RECORD LIST:
----------------------------------------
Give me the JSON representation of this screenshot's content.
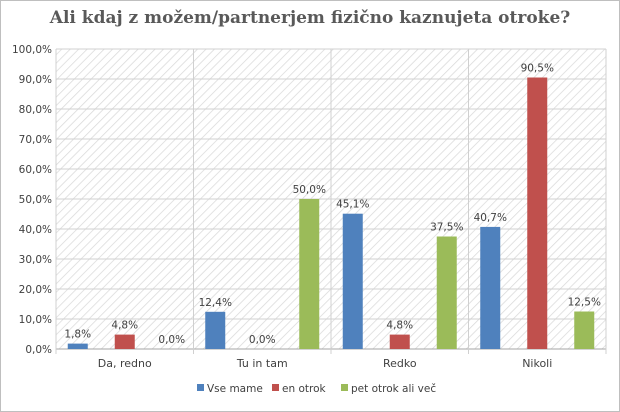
{
  "chart_data": {
    "type": "bar",
    "title": "Ali kdaj z možem/partnerjem fizično kaznujeta otroke?",
    "categories": [
      "Da, redno",
      "Tu in tam",
      "Redko",
      "Nikoli"
    ],
    "series": [
      {
        "name": "Vse mame",
        "color": "#4f81bd",
        "values": [
          1.8,
          12.4,
          45.1,
          40.7
        ],
        "labels": [
          "1,8%",
          "12,4%",
          "45,1%",
          "40,7%"
        ]
      },
      {
        "name": "en otrok",
        "color": "#c0504d",
        "values": [
          4.8,
          0.0,
          4.8,
          90.5
        ],
        "labels": [
          "4,8%",
          "0,0%",
          "4,8%",
          "90,5%"
        ]
      },
      {
        "name": "pet otrok ali več",
        "color": "#9bbb59",
        "values": [
          0.0,
          50.0,
          37.5,
          12.5
        ],
        "labels": [
          "0,0%",
          "50,0%",
          "37,5%",
          "12,5%"
        ]
      }
    ],
    "ylim": [
      0,
      100
    ],
    "yticks": [
      "0,0%",
      "10,0%",
      "20,0%",
      "30,0%",
      "40,0%",
      "50,0%",
      "60,0%",
      "70,0%",
      "80,0%",
      "90,0%",
      "100,0%"
    ],
    "grid": true,
    "legend": "bottom",
    "plot_background": "hatched light gray"
  }
}
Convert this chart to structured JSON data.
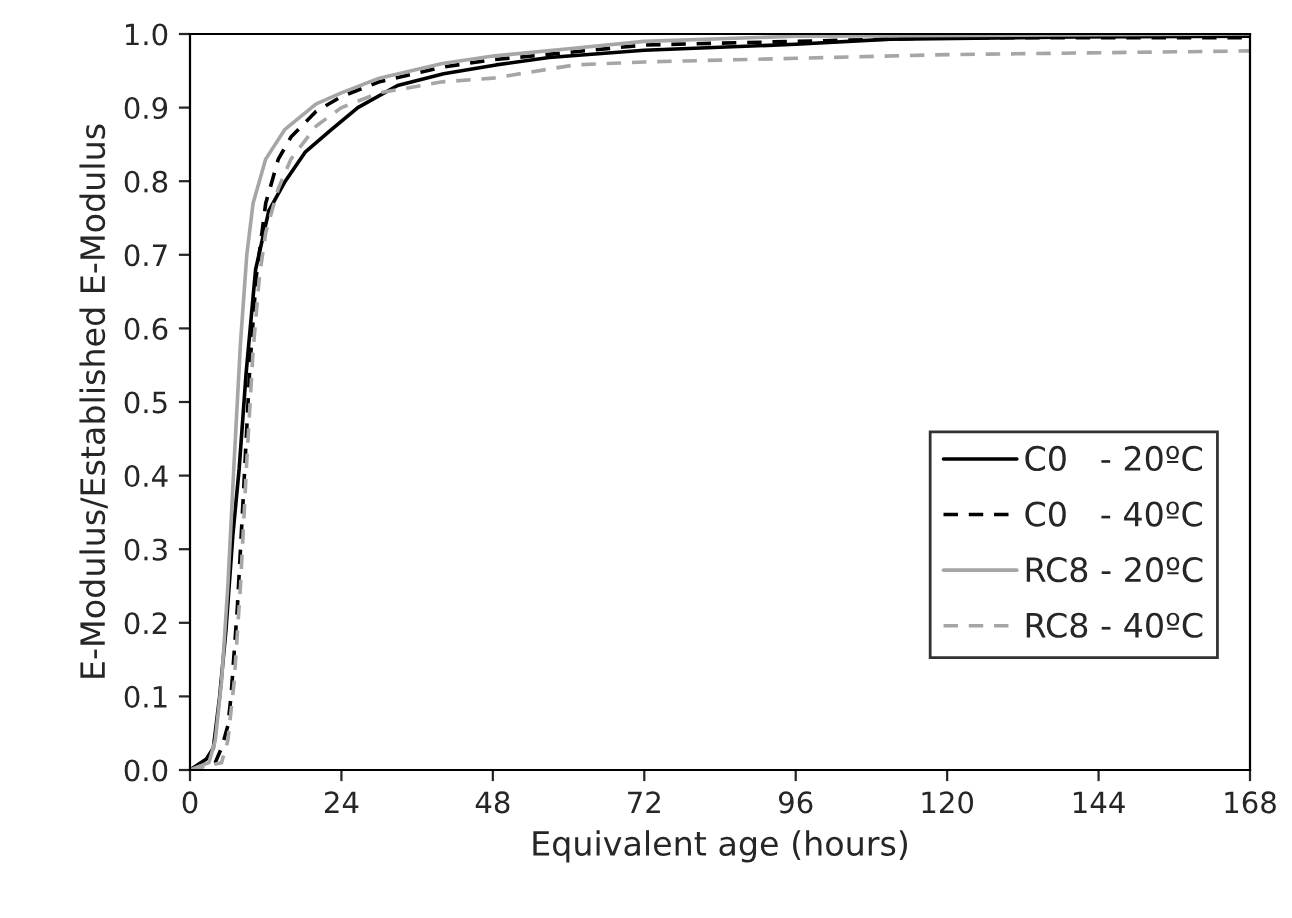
----------------------------------------
CHALLENGE: Set down the records in full and exactly. Do not carry over any image.

ANSWER:
Give me the JSON representation of this screenshot's content.
{
  "chart_data": {
    "type": "bar",
    "title": "Ali kdaj z možem/partnerjem fizično kaznujeta otroke?",
    "categories": [
      "Da, redno",
      "Tu in tam",
      "Redko",
      "Nikoli"
    ],
    "series": [
      {
        "name": "Vse mame",
        "color": "#4f81bd",
        "values": [
          1.8,
          12.4,
          45.1,
          40.7
        ],
        "labels": [
          "1,8%",
          "12,4%",
          "45,1%",
          "40,7%"
        ]
      },
      {
        "name": "en otrok",
        "color": "#c0504d",
        "values": [
          4.8,
          0.0,
          4.8,
          90.5
        ],
        "labels": [
          "4,8%",
          "0,0%",
          "4,8%",
          "90,5%"
        ]
      },
      {
        "name": "pet otrok ali več",
        "color": "#9bbb59",
        "values": [
          0.0,
          50.0,
          37.5,
          12.5
        ],
        "labels": [
          "0,0%",
          "50,0%",
          "37,5%",
          "12,5%"
        ]
      }
    ],
    "ylim": [
      0,
      100
    ],
    "yticks": [
      "0,0%",
      "10,0%",
      "20,0%",
      "30,0%",
      "40,0%",
      "50,0%",
      "60,0%",
      "70,0%",
      "80,0%",
      "90,0%",
      "100,0%"
    ],
    "grid": true,
    "legend": "bottom",
    "plot_background": "hatched light gray"
  }
}
Convert this chart to structured JSON data.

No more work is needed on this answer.